Copy each line containing the word "title" from the records that follow, please.

※

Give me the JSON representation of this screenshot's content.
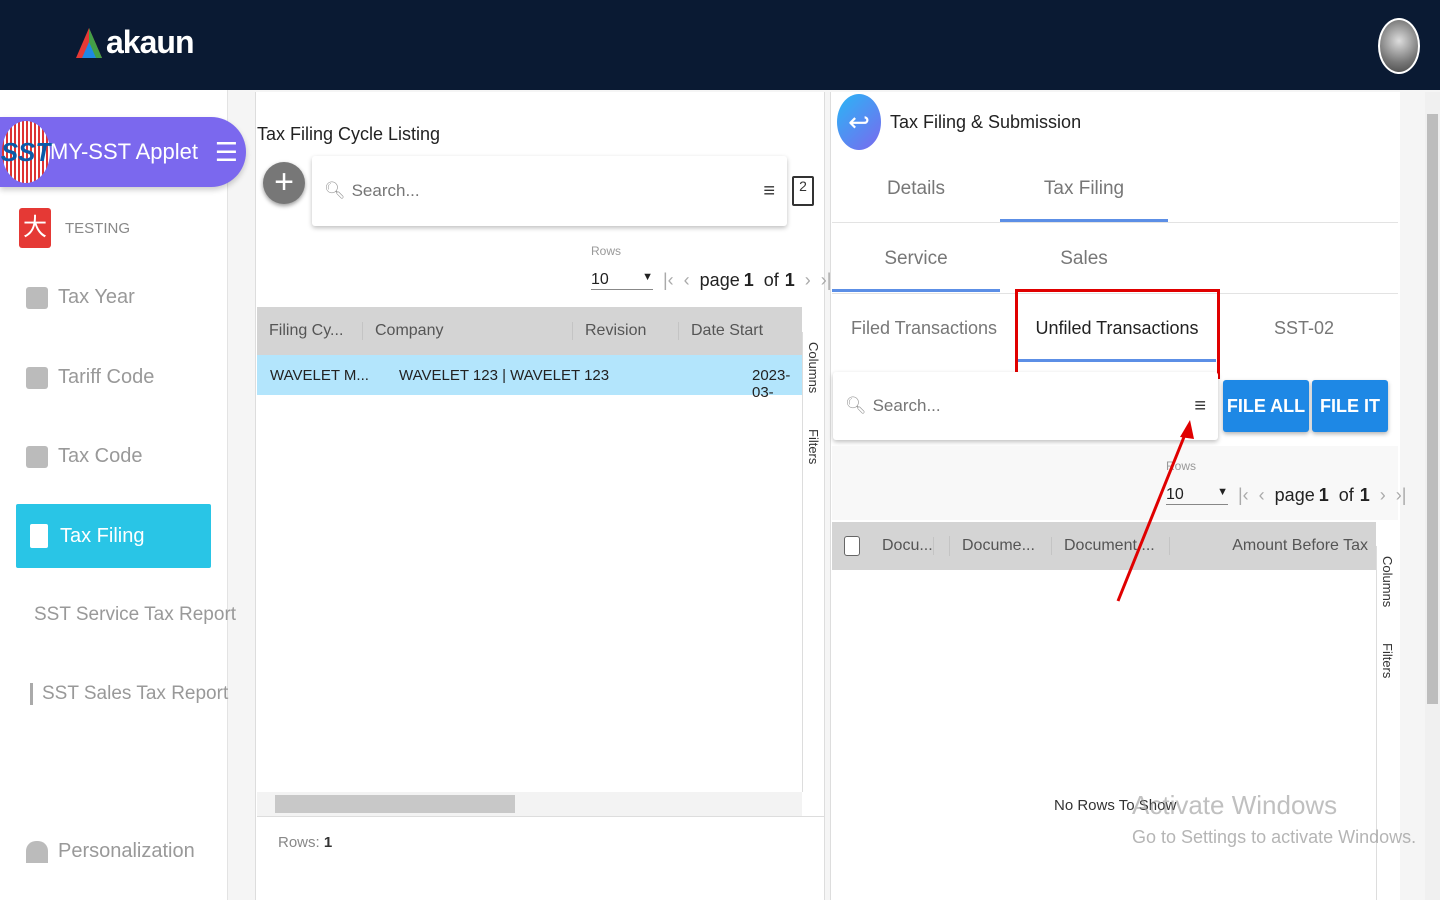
{
  "header": {
    "brand": "akaun"
  },
  "sidebar": {
    "applet": "MY-SST Applet",
    "org": "TESTING",
    "items": [
      {
        "label": "Tax Year"
      },
      {
        "label": "Tariff Code"
      },
      {
        "label": "Tax Code"
      },
      {
        "label": "Tax Filing"
      },
      {
        "label": "SST Service Tax Report"
      },
      {
        "label": "SST Sales Tax Report"
      }
    ],
    "personalization": "Personalization"
  },
  "listing": {
    "title": "Tax Filing Cycle Listing",
    "search_placeholder": "Search...",
    "rows_label": "Rows",
    "rows_value": "10",
    "page_word": "page",
    "page": "1",
    "of_word": "of",
    "total_pages": "1",
    "columns": [
      "Filing Cy...",
      "Company",
      "Revision",
      "Date Start"
    ],
    "rows": [
      {
        "filing_cycle": "WAVELET M...",
        "company": "WAVELET 123 | WAVELET 123",
        "revision": "",
        "date_start": "2023-03-"
      }
    ],
    "columns_tool": "Columns",
    "filters_tool": "Filters",
    "footer_label": "Rows:",
    "footer_count": "1"
  },
  "detail": {
    "title": "Tax Filing & Submission",
    "tabs1": [
      "Details",
      "Tax Filing"
    ],
    "tabs2": [
      "Service",
      "Sales"
    ],
    "tabs3": [
      "Filed Transactions",
      "Unfiled Transactions",
      "SST-02"
    ],
    "search_placeholder": "Search...",
    "file_all": "FILE ALL",
    "file_it": "FILE IT",
    "rows_label": "Rows",
    "rows_value": "10",
    "page_word": "page",
    "page": "1",
    "of_word": "of",
    "total_pages": "1",
    "columns": [
      "Docu...",
      "Docume...",
      "Document ...",
      "Amount Before Tax"
    ],
    "empty": "No Rows To Show",
    "columns_tool": "Columns",
    "filters_tool": "Filters"
  },
  "watermark": {
    "line1": "Activate Windows",
    "line2": "Go to Settings to activate Windows."
  },
  "colors": {
    "header": "#0a1a33",
    "applet": "#7b68ee",
    "active": "#29c5e6",
    "button": "#1e88e5",
    "highlight": "#e00000",
    "selected_row": "#b3e5fc"
  }
}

※

Answer below »
    "title": "Tax Filing Cycle Listing",
    "title": "Tax Filing & Submission",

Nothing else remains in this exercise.